[Directions for this task] Set down every record once more, exactly as given.

[Task input]
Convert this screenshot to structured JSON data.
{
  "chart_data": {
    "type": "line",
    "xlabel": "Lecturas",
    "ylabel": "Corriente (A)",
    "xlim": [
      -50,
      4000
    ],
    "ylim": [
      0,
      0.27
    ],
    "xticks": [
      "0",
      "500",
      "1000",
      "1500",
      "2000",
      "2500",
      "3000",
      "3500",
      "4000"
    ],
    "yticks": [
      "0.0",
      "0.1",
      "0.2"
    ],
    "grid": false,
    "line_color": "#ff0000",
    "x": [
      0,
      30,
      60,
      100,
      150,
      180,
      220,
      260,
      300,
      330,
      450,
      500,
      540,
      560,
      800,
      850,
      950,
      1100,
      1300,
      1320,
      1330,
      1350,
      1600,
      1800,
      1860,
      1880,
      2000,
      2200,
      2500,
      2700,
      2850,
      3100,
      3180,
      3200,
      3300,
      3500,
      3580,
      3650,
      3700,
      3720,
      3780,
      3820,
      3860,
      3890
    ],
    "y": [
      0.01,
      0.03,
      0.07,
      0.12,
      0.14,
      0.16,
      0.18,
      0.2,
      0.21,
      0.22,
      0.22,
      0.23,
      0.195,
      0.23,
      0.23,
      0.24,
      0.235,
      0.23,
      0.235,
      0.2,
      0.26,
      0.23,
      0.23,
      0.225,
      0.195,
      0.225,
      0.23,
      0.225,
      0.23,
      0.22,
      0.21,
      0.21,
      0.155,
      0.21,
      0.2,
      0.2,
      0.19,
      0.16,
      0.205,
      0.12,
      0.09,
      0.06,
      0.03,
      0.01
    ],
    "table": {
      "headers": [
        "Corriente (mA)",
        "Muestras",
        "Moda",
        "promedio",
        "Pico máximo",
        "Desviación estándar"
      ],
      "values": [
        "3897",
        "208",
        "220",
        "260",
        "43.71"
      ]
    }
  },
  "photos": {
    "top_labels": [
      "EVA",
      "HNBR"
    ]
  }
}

[Expected answer]
Convert this screenshot to structured JSON data.
{
  "chart_data": {
    "type": "line",
    "xlabel": "Lecturas",
    "ylabel": "Corriente (A)",
    "xlim": [
      -50,
      4000
    ],
    "ylim": [
      0,
      0.27
    ],
    "xticks": [
      "0",
      "500",
      "1000",
      "1500",
      "2000",
      "2500",
      "3000",
      "3500",
      "4000"
    ],
    "yticks": [
      "0.0",
      "0.1",
      "0.2"
    ],
    "grid": false,
    "line_color": "#ff0000",
    "x": [
      0,
      30,
      60,
      100,
      150,
      180,
      220,
      260,
      300,
      330,
      450,
      500,
      540,
      560,
      800,
      850,
      950,
      1100,
      1300,
      1320,
      1330,
      1350,
      1600,
      1800,
      1860,
      1880,
      2000,
      2200,
      2500,
      2700,
      2850,
      3100,
      3180,
      3200,
      3300,
      3500,
      3580,
      3650,
      3700,
      3720,
      3780,
      3820,
      3860,
      3890
    ],
    "y": [
      0.01,
      0.03,
      0.07,
      0.12,
      0.14,
      0.16,
      0.18,
      0.2,
      0.21,
      0.22,
      0.22,
      0.23,
      0.195,
      0.23,
      0.23,
      0.24,
      0.235,
      0.23,
      0.235,
      0.2,
      0.26,
      0.23,
      0.23,
      0.225,
      0.195,
      0.225,
      0.23,
      0.225,
      0.23,
      0.22,
      0.21,
      0.21,
      0.155,
      0.21,
      0.2,
      0.2,
      0.19,
      0.16,
      0.205,
      0.12,
      0.09,
      0.06,
      0.03,
      0.01
    ],
    "table": {
      "headers": [
        "Corriente (mA)",
        "Muestras",
        "Moda",
        "promedio",
        "Pico máximo",
        "Desviación estándar"
      ],
      "values": [
        "3897",
        "208",
        "220",
        "260",
        "43.71"
      ]
    }
  },
  "photos": {
    "top_labels": [
      "EVA",
      "HNBR"
    ]
  }
}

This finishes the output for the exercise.